• **Exercise instructions**: Isolate every line in the records below with "SDTVAR" in it.

►

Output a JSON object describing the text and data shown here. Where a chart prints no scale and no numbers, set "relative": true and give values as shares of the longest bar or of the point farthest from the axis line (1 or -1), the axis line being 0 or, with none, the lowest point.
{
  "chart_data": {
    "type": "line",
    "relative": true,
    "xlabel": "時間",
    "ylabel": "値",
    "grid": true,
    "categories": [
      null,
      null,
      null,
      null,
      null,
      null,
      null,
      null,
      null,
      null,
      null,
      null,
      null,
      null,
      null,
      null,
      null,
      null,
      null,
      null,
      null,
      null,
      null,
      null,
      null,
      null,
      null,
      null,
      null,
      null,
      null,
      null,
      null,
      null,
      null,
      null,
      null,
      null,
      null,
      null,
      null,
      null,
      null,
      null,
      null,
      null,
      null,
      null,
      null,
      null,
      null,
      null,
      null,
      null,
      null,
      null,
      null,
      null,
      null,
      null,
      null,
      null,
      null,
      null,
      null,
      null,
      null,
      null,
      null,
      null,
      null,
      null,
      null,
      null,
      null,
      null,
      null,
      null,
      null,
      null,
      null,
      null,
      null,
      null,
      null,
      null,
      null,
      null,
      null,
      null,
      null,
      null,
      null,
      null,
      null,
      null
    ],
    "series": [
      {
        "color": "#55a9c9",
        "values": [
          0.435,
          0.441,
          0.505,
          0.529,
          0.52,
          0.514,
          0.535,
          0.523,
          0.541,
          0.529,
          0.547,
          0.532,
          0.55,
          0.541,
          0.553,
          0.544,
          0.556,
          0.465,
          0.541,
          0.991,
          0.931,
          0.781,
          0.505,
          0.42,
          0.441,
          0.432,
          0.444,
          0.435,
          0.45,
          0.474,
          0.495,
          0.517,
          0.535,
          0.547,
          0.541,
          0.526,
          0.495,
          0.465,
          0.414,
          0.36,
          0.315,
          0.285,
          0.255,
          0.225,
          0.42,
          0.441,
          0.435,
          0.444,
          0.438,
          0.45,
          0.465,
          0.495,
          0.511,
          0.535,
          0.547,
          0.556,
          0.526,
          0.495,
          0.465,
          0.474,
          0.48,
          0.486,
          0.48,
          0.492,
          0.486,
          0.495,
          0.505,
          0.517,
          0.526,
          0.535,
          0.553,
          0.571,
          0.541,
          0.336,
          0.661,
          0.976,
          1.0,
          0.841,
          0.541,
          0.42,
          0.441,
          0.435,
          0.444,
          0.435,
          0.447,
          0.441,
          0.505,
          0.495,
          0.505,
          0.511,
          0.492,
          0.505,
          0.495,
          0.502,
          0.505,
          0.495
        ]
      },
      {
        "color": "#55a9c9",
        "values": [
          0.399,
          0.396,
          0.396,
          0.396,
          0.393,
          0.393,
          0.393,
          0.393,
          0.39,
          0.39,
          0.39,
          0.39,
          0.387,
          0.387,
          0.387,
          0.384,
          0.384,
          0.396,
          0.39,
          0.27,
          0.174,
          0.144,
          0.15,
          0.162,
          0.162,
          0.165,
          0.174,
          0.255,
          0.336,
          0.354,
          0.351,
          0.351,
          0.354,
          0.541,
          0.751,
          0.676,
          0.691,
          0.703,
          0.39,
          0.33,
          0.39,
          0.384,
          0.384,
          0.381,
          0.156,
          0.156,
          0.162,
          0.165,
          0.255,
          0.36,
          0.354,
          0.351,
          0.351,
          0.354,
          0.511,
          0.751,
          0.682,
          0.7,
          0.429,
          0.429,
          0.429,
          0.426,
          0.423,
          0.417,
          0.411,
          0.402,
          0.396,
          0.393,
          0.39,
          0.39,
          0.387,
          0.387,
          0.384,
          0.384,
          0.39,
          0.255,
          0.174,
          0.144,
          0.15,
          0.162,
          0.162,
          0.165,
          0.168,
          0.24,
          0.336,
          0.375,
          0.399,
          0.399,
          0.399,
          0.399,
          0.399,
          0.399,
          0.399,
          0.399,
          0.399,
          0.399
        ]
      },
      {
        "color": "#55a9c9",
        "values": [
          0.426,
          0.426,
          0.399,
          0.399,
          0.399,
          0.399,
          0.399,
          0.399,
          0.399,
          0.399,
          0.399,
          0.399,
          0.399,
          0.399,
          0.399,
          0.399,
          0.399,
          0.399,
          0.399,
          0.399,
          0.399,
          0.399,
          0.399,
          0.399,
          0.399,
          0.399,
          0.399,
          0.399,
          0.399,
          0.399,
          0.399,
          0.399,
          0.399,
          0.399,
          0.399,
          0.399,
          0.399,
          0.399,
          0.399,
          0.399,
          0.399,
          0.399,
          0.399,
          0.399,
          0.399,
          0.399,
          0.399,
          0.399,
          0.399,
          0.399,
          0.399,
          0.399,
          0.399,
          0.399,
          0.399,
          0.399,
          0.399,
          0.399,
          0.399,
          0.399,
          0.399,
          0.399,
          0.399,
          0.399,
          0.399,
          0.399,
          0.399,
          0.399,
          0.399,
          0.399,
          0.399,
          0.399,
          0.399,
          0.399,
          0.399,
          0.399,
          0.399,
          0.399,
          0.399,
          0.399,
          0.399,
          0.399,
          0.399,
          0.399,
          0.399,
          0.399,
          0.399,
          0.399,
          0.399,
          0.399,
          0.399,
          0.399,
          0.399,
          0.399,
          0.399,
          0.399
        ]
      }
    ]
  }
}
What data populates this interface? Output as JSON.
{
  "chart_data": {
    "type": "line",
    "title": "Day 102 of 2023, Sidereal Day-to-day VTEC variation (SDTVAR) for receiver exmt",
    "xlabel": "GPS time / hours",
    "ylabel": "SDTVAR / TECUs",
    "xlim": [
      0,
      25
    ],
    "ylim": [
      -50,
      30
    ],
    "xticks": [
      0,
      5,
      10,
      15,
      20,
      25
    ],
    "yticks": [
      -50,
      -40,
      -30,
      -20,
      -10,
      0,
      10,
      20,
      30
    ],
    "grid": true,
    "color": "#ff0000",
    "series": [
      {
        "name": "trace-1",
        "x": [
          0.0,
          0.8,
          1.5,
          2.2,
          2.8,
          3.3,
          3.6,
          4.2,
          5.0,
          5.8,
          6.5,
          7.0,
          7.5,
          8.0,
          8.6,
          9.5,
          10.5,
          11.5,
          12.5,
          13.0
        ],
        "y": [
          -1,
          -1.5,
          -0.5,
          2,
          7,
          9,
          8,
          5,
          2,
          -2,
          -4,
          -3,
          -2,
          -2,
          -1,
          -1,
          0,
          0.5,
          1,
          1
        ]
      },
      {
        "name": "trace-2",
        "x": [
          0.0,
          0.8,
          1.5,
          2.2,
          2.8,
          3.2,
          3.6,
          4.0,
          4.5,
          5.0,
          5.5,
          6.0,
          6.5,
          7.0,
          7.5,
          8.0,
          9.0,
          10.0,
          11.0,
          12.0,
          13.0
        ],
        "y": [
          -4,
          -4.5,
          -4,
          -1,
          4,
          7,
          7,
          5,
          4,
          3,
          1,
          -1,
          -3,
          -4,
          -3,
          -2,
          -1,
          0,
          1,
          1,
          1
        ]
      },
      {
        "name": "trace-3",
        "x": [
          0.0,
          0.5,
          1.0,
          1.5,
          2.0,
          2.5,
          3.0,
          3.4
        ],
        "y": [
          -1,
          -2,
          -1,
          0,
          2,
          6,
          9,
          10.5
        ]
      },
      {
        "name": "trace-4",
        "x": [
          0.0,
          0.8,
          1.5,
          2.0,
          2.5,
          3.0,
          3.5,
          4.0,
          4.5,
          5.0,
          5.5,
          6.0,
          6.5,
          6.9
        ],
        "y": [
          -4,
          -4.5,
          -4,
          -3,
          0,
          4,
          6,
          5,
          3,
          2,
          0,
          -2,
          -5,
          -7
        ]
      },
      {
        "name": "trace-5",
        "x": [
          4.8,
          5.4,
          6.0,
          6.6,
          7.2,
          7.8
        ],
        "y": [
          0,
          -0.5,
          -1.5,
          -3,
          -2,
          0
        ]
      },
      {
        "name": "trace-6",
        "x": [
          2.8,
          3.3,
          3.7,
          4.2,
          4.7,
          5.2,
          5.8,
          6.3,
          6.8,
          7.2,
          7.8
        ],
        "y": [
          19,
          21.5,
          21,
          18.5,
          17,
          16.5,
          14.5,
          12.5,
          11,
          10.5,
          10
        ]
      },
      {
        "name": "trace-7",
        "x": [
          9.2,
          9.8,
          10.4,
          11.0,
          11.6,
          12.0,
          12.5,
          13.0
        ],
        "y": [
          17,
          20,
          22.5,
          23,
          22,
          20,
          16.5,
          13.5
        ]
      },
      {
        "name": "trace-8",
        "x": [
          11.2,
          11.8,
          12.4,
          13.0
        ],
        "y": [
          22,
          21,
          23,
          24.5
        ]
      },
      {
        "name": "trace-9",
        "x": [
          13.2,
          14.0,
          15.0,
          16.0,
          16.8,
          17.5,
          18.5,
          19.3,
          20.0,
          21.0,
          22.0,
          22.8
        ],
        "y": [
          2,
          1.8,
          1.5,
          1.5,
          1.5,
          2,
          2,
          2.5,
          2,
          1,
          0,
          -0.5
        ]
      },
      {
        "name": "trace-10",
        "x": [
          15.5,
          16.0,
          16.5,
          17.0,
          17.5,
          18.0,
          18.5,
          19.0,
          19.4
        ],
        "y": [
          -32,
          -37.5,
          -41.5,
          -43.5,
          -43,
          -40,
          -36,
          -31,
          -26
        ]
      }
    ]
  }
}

◄

• **Task answer**:
    "title": "Day 102 of 2023, Sidereal Day-to-day VTEC variation (SDTVAR) for receiver exmt",
    "ylabel": "SDTVAR / TECUs",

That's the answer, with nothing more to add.